**EXERCISE DATA**
- - - - -
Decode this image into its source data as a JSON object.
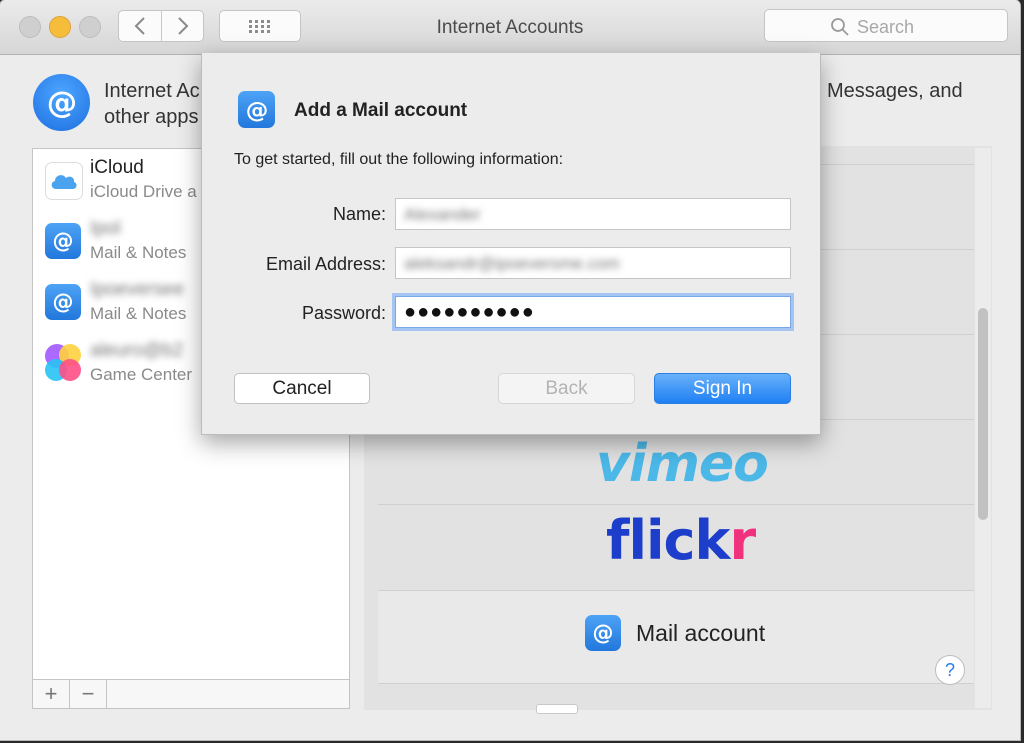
{
  "window": {
    "title": "Internet Accounts",
    "search_placeholder": "Search"
  },
  "header": {
    "description_start": "Internet Ac",
    "description_line2": "other apps",
    "description_end": "Messages, and"
  },
  "sidebar": {
    "accounts": [
      {
        "title": "iCloud",
        "subtitle": "iCloud Drive a",
        "icon": "icloud-icon",
        "blurred": false
      },
      {
        "title": "Ipol",
        "subtitle": "Mail & Notes",
        "icon": "mail-at-icon",
        "blurred": true
      },
      {
        "title": "Ipoeversee",
        "subtitle": "Mail & Notes",
        "icon": "mail-at-icon",
        "blurred": true
      },
      {
        "title": "aleuro@b2",
        "subtitle": "Game Center",
        "icon": "game-center-icon",
        "blurred": true
      }
    ],
    "add_label": "+",
    "remove_label": "−"
  },
  "providers": {
    "vimeo": "vimeo",
    "flickr_a": "flick",
    "flickr_b": "r",
    "mail_account": "Mail account"
  },
  "help_label": "?",
  "dialog": {
    "title": "Add a Mail account",
    "intro": "To get started, fill out the following information:",
    "name_label": "Name:",
    "name_value": "Alexander",
    "email_label": "Email Address:",
    "email_value": "aleksandr@ipoeversme.com",
    "password_label": "Password:",
    "password_value": "●●●●●●●●●●",
    "cancel_label": "Cancel",
    "back_label": "Back",
    "signin_label": "Sign In"
  },
  "colors": {
    "accent": "#1f80f3",
    "vimeo": "#4bb8e8",
    "flickr_blue": "#1c3ecb",
    "flickr_pink": "#f0317e"
  }
}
- - - - -
**YOUR OBJECTIVE**
Except for the pictures, give all the material above again verbatim.

**OUTPUT BELOW**
Decode this image into its source data as a JSON object.
{
  "window": {
    "title": "Internet Accounts",
    "search_placeholder": "Search"
  },
  "header": {
    "description_start": "Internet Ac",
    "description_line2": "other apps",
    "description_end": "Messages, and"
  },
  "sidebar": {
    "accounts": [
      {
        "title": "iCloud",
        "subtitle": "iCloud Drive a",
        "icon": "icloud-icon",
        "blurred": false
      },
      {
        "title": "Ipol",
        "subtitle": "Mail & Notes",
        "icon": "mail-at-icon",
        "blurred": true
      },
      {
        "title": "Ipoeversee",
        "subtitle": "Mail & Notes",
        "icon": "mail-at-icon",
        "blurred": true
      },
      {
        "title": "aleuro@b2",
        "subtitle": "Game Center",
        "icon": "game-center-icon",
        "blurred": true
      }
    ],
    "add_label": "+",
    "remove_label": "−"
  },
  "providers": {
    "vimeo": "vimeo",
    "flickr_a": "flick",
    "flickr_b": "r",
    "mail_account": "Mail account"
  },
  "help_label": "?",
  "dialog": {
    "title": "Add a Mail account",
    "intro": "To get started, fill out the following information:",
    "name_label": "Name:",
    "name_value": "Alexander",
    "email_label": "Email Address:",
    "email_value": "aleksandr@ipoeversme.com",
    "password_label": "Password:",
    "password_value": "●●●●●●●●●●",
    "cancel_label": "Cancel",
    "back_label": "Back",
    "signin_label": "Sign In"
  },
  "colors": {
    "accent": "#1f80f3",
    "vimeo": "#4bb8e8",
    "flickr_blue": "#1c3ecb",
    "flickr_pink": "#f0317e"
  }
}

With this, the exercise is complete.